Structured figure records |
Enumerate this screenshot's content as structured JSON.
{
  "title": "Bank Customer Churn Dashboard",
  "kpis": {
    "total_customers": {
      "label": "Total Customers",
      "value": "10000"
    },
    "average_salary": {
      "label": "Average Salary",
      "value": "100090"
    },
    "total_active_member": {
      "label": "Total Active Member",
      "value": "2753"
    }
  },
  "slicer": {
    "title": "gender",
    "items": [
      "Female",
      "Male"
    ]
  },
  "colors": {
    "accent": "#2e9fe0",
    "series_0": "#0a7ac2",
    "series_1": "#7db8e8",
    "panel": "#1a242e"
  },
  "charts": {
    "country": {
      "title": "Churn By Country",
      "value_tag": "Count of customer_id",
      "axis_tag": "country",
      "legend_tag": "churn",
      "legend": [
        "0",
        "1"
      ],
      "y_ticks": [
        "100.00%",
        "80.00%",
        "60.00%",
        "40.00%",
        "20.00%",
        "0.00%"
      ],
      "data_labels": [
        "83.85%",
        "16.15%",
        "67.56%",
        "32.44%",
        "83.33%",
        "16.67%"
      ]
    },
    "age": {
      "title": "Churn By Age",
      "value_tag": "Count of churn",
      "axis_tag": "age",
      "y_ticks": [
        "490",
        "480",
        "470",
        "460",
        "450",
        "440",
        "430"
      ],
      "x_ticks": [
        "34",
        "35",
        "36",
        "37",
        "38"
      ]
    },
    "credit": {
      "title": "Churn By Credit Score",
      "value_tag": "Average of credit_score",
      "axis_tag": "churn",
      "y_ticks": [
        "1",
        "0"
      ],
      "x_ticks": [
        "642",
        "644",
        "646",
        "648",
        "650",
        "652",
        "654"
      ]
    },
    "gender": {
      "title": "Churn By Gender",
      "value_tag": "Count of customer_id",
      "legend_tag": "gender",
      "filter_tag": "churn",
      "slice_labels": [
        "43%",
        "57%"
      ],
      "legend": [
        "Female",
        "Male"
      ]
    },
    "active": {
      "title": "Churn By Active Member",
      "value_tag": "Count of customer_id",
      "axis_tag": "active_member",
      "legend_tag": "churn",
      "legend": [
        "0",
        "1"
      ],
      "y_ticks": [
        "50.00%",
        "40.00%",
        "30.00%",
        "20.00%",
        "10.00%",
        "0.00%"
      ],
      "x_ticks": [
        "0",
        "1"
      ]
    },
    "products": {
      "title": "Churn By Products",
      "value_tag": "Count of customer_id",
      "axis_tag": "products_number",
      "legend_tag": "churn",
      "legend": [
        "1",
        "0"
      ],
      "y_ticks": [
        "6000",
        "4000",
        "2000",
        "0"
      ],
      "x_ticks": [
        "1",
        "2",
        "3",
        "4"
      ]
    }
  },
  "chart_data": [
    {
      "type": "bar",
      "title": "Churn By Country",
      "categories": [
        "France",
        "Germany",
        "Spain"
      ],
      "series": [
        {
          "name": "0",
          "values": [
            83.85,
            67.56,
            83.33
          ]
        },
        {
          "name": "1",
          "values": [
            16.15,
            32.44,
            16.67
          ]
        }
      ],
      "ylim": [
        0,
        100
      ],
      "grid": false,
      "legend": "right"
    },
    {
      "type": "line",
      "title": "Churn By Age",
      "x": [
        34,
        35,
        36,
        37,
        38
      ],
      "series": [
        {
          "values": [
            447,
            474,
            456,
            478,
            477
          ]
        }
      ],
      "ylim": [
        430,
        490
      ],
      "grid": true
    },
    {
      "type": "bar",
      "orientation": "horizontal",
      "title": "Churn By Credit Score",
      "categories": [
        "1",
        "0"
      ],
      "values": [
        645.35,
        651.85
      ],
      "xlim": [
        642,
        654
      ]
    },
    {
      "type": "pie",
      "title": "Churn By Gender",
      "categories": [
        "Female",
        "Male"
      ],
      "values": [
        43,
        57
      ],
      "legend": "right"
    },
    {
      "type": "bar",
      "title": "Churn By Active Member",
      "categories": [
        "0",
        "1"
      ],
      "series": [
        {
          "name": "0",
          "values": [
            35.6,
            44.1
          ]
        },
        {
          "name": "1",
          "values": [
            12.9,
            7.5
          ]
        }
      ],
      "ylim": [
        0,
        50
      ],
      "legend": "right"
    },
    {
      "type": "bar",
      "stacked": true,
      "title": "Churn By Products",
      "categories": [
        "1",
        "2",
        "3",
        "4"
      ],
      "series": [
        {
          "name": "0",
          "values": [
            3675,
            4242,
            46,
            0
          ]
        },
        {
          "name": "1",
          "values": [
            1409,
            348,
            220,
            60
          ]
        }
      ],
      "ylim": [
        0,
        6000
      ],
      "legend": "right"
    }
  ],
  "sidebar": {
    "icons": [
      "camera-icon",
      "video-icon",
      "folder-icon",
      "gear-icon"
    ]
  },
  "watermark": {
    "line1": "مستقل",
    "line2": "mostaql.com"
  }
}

Instructions for the task | Transcribe the whole listing exactly.

Solution to the exercise |
Enumerate this screenshot's content as structured JSON.
{
  "title": "Bank Customer Churn Dashboard",
  "kpis": {
    "total_customers": {
      "label": "Total Customers",
      "value": "10000"
    },
    "average_salary": {
      "label": "Average Salary",
      "value": "100090"
    },
    "total_active_member": {
      "label": "Total Active Member",
      "value": "2753"
    }
  },
  "slicer": {
    "title": "gender",
    "items": [
      "Female",
      "Male"
    ]
  },
  "colors": {
    "accent": "#2e9fe0",
    "series_0": "#0a7ac2",
    "series_1": "#7db8e8",
    "panel": "#1a242e"
  },
  "charts": {
    "country": {
      "title": "Churn By Country",
      "value_tag": "Count of customer_id",
      "axis_tag": "country",
      "legend_tag": "churn",
      "legend": [
        "0",
        "1"
      ],
      "y_ticks": [
        "100.00%",
        "80.00%",
        "60.00%",
        "40.00%",
        "20.00%",
        "0.00%"
      ],
      "data_labels": [
        "83.85%",
        "16.15%",
        "67.56%",
        "32.44%",
        "83.33%",
        "16.67%"
      ]
    },
    "age": {
      "title": "Churn By Age",
      "value_tag": "Count of churn",
      "axis_tag": "age",
      "y_ticks": [
        "490",
        "480",
        "470",
        "460",
        "450",
        "440",
        "430"
      ],
      "x_ticks": [
        "34",
        "35",
        "36",
        "37",
        "38"
      ]
    },
    "credit": {
      "title": "Churn By Credit Score",
      "value_tag": "Average of credit_score",
      "axis_tag": "churn",
      "y_ticks": [
        "1",
        "0"
      ],
      "x_ticks": [
        "642",
        "644",
        "646",
        "648",
        "650",
        "652",
        "654"
      ]
    },
    "gender": {
      "title": "Churn By Gender",
      "value_tag": "Count of customer_id",
      "legend_tag": "gender",
      "filter_tag": "churn",
      "slice_labels": [
        "43%",
        "57%"
      ],
      "legend": [
        "Female",
        "Male"
      ]
    },
    "active": {
      "title": "Churn By Active Member",
      "value_tag": "Count of customer_id",
      "axis_tag": "active_member",
      "legend_tag": "churn",
      "legend": [
        "0",
        "1"
      ],
      "y_ticks": [
        "50.00%",
        "40.00%",
        "30.00%",
        "20.00%",
        "10.00%",
        "0.00%"
      ],
      "x_ticks": [
        "0",
        "1"
      ]
    },
    "products": {
      "title": "Churn By Products",
      "value_tag": "Count of customer_id",
      "axis_tag": "products_number",
      "legend_tag": "churn",
      "legend": [
        "1",
        "0"
      ],
      "y_ticks": [
        "6000",
        "4000",
        "2000",
        "0"
      ],
      "x_ticks": [
        "1",
        "2",
        "3",
        "4"
      ]
    }
  },
  "chart_data": [
    {
      "type": "bar",
      "title": "Churn By Country",
      "categories": [
        "France",
        "Germany",
        "Spain"
      ],
      "series": [
        {
          "name": "0",
          "values": [
            83.85,
            67.56,
            83.33
          ]
        },
        {
          "name": "1",
          "values": [
            16.15,
            32.44,
            16.67
          ]
        }
      ],
      "ylim": [
        0,
        100
      ],
      "grid": false,
      "legend": "right"
    },
    {
      "type": "line",
      "title": "Churn By Age",
      "x": [
        34,
        35,
        36,
        37,
        38
      ],
      "series": [
        {
          "values": [
            447,
            474,
            456,
            478,
            477
          ]
        }
      ],
      "ylim": [
        430,
        490
      ],
      "grid": true
    },
    {
      "type": "bar",
      "orientation": "horizontal",
      "title": "Churn By Credit Score",
      "categories": [
        "1",
        "0"
      ],
      "values": [
        645.35,
        651.85
      ],
      "xlim": [
        642,
        654
      ]
    },
    {
      "type": "pie",
      "title": "Churn By Gender",
      "categories": [
        "Female",
        "Male"
      ],
      "values": [
        43,
        57
      ],
      "legend": "right"
    },
    {
      "type": "bar",
      "title": "Churn By Active Member",
      "categories": [
        "0",
        "1"
      ],
      "series": [
        {
          "name": "0",
          "values": [
            35.6,
            44.1
          ]
        },
        {
          "name": "1",
          "values": [
            12.9,
            7.5
          ]
        }
      ],
      "ylim": [
        0,
        50
      ],
      "legend": "right"
    },
    {
      "type": "bar",
      "stacked": true,
      "title": "Churn By Products",
      "categories": [
        "1",
        "2",
        "3",
        "4"
      ],
      "series": [
        {
          "name": "0",
          "values": [
            3675,
            4242,
            46,
            0
          ]
        },
        {
          "name": "1",
          "values": [
            1409,
            348,
            220,
            60
          ]
        }
      ],
      "ylim": [
        0,
        6000
      ],
      "legend": "right"
    }
  ],
  "sidebar": {
    "icons": [
      "camera-icon",
      "video-icon",
      "folder-icon",
      "gear-icon"
    ]
  },
  "watermark": {
    "line1": "مستقل",
    "line2": "mostaql.com"
  }
}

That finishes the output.